Copy every one of the items below word for word, keeping each line unchanged.

- _PROVIDED RECORDS_:
####################

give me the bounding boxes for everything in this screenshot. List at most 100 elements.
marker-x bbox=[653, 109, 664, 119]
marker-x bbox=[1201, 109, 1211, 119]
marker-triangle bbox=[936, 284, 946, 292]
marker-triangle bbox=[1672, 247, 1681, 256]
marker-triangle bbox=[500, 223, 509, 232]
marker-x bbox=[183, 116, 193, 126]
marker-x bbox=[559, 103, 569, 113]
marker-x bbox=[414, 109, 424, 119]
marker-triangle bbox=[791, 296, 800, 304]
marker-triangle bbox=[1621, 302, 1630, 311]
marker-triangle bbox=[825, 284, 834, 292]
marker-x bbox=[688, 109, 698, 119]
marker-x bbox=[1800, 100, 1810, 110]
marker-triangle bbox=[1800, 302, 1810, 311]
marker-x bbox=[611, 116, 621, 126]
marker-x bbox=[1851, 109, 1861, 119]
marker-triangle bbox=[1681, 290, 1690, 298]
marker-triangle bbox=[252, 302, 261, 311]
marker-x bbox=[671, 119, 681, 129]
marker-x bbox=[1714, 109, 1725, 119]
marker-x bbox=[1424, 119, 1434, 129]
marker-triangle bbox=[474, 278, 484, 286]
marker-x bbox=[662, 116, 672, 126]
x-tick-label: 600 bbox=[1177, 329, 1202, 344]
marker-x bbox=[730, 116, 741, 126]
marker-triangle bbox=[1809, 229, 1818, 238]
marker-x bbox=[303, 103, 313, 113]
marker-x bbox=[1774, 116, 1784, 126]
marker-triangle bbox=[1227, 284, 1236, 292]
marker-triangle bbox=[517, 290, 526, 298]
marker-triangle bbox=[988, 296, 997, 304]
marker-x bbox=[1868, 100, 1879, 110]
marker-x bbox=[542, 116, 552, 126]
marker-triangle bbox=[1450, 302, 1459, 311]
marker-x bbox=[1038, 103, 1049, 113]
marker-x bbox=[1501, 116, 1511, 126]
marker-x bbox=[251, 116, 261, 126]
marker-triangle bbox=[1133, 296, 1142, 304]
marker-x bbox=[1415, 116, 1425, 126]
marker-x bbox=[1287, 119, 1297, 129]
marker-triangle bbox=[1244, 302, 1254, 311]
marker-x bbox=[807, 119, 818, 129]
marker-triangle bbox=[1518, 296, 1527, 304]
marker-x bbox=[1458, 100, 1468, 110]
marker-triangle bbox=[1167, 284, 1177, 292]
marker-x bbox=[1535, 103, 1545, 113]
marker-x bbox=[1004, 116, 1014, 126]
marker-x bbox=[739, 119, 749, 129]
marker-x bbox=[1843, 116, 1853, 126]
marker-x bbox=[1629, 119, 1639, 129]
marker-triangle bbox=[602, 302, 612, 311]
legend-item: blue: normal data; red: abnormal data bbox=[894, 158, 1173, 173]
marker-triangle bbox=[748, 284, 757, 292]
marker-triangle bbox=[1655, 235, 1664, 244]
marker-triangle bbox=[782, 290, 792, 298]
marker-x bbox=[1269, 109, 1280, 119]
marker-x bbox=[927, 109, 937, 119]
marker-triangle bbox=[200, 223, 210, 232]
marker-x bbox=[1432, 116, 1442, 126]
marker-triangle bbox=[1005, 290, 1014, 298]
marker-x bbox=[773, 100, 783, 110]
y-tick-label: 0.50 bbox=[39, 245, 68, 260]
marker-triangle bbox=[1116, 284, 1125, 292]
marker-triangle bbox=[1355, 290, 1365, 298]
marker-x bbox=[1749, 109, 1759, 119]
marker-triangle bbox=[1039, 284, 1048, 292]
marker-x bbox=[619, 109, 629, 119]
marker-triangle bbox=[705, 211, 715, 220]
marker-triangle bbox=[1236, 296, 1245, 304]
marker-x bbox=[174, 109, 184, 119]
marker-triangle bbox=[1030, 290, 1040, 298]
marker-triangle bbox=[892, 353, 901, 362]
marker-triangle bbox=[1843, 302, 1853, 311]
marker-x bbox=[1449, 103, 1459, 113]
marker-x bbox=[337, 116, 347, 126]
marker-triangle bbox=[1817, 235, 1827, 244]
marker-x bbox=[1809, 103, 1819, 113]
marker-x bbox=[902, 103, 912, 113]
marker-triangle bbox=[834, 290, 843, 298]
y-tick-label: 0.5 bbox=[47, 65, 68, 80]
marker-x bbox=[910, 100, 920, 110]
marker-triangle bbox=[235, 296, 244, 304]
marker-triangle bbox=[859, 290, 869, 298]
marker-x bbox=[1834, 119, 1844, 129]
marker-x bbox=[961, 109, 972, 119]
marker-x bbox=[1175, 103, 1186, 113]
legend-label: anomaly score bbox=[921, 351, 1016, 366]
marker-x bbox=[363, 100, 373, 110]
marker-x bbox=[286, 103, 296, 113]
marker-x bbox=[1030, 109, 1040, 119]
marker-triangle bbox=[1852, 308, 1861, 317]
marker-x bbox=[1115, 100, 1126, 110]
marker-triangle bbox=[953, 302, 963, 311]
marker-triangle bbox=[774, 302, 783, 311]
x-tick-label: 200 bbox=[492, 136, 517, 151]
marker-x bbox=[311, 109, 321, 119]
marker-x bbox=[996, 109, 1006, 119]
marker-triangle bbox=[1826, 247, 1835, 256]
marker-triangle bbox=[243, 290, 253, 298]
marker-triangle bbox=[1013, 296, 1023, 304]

####################

- _SOLUTION TO THIS TASK_:
give me the bounding boxes for everything in this screenshot. List at most 100 elements.
marker-x bbox=[653, 109, 664, 119]
marker-x bbox=[1201, 109, 1211, 119]
marker-triangle bbox=[936, 284, 946, 292]
marker-triangle bbox=[1672, 247, 1681, 256]
marker-triangle bbox=[500, 223, 509, 232]
marker-x bbox=[183, 116, 193, 126]
marker-x bbox=[559, 103, 569, 113]
marker-x bbox=[414, 109, 424, 119]
marker-triangle bbox=[791, 296, 800, 304]
marker-triangle bbox=[1621, 302, 1630, 311]
marker-triangle bbox=[825, 284, 834, 292]
marker-x bbox=[688, 109, 698, 119]
marker-x bbox=[1800, 100, 1810, 110]
marker-triangle bbox=[1800, 302, 1810, 311]
marker-x bbox=[611, 116, 621, 126]
marker-x bbox=[1851, 109, 1861, 119]
marker-triangle bbox=[1681, 290, 1690, 298]
marker-triangle bbox=[252, 302, 261, 311]
marker-x bbox=[671, 119, 681, 129]
marker-x bbox=[1714, 109, 1725, 119]
marker-x bbox=[1424, 119, 1434, 129]
marker-triangle bbox=[474, 278, 484, 286]
marker-x bbox=[662, 116, 672, 126]
x-tick-label: 600 bbox=[1177, 329, 1202, 344]
marker-x bbox=[730, 116, 741, 126]
marker-triangle bbox=[1809, 229, 1818, 238]
marker-x bbox=[303, 103, 313, 113]
marker-x bbox=[1774, 116, 1784, 126]
marker-triangle bbox=[1227, 284, 1236, 292]
marker-triangle bbox=[517, 290, 526, 298]
marker-triangle bbox=[988, 296, 997, 304]
marker-x bbox=[1868, 100, 1879, 110]
marker-x bbox=[542, 116, 552, 126]
marker-triangle bbox=[1450, 302, 1459, 311]
marker-x bbox=[1038, 103, 1049, 113]
marker-x bbox=[1501, 116, 1511, 126]
marker-x bbox=[251, 116, 261, 126]
marker-triangle bbox=[1133, 296, 1142, 304]
marker-x bbox=[1415, 116, 1425, 126]
marker-x bbox=[1287, 119, 1297, 129]
marker-triangle bbox=[1244, 302, 1254, 311]
marker-x bbox=[807, 119, 818, 129]
marker-triangle bbox=[1518, 296, 1527, 304]
marker-x bbox=[1458, 100, 1468, 110]
marker-triangle bbox=[1167, 284, 1177, 292]
marker-x bbox=[1535, 103, 1545, 113]
marker-x bbox=[1004, 116, 1014, 126]
marker-x bbox=[739, 119, 749, 129]
marker-x bbox=[1843, 116, 1853, 126]
marker-x bbox=[1629, 119, 1639, 129]
marker-triangle bbox=[602, 302, 612, 311]
legend-item: blue: normal data; red: abnormal data bbox=[894, 158, 1173, 173]
marker-triangle bbox=[748, 284, 757, 292]
marker-triangle bbox=[1655, 235, 1664, 244]
marker-triangle bbox=[782, 290, 792, 298]
marker-x bbox=[1269, 109, 1280, 119]
marker-x bbox=[927, 109, 937, 119]
marker-triangle bbox=[200, 223, 210, 232]
marker-x bbox=[1432, 116, 1442, 126]
marker-triangle bbox=[1005, 290, 1014, 298]
marker-x bbox=[773, 100, 783, 110]
y-tick-label: 0.50 bbox=[39, 245, 68, 260]
marker-triangle bbox=[1116, 284, 1125, 292]
marker-triangle bbox=[1355, 290, 1365, 298]
marker-x bbox=[1749, 109, 1759, 119]
marker-triangle bbox=[1039, 284, 1048, 292]
marker-x bbox=[619, 109, 629, 119]
marker-triangle bbox=[705, 211, 715, 220]
marker-triangle bbox=[1236, 296, 1245, 304]
marker-x bbox=[174, 109, 184, 119]
marker-triangle bbox=[1030, 290, 1040, 298]
marker-triangle bbox=[892, 353, 901, 362]
marker-triangle bbox=[1843, 302, 1853, 311]
marker-x bbox=[1449, 103, 1459, 113]
marker-x bbox=[337, 116, 347, 126]
marker-triangle bbox=[1817, 235, 1827, 244]
marker-x bbox=[1809, 103, 1819, 113]
marker-x bbox=[902, 103, 912, 113]
marker-triangle bbox=[834, 290, 843, 298]
y-tick-label: 0.5 bbox=[47, 65, 68, 80]
marker-x bbox=[910, 100, 920, 110]
marker-triangle bbox=[235, 296, 244, 304]
marker-triangle bbox=[859, 290, 869, 298]
marker-x bbox=[1834, 119, 1844, 129]
marker-x bbox=[961, 109, 972, 119]
marker-x bbox=[1175, 103, 1186, 113]
legend-label: anomaly score bbox=[921, 351, 1016, 366]
marker-x bbox=[363, 100, 373, 110]
marker-x bbox=[286, 103, 296, 113]
marker-x bbox=[1030, 109, 1040, 119]
marker-triangle bbox=[1852, 308, 1861, 317]
marker-x bbox=[1115, 100, 1126, 110]
marker-triangle bbox=[953, 302, 963, 311]
marker-triangle bbox=[774, 302, 783, 311]
x-tick-label: 200 bbox=[492, 136, 517, 151]
marker-x bbox=[311, 109, 321, 119]
marker-x bbox=[996, 109, 1006, 119]
marker-triangle bbox=[1826, 247, 1835, 256]
marker-triangle bbox=[243, 290, 253, 298]
marker-triangle bbox=[1013, 296, 1023, 304]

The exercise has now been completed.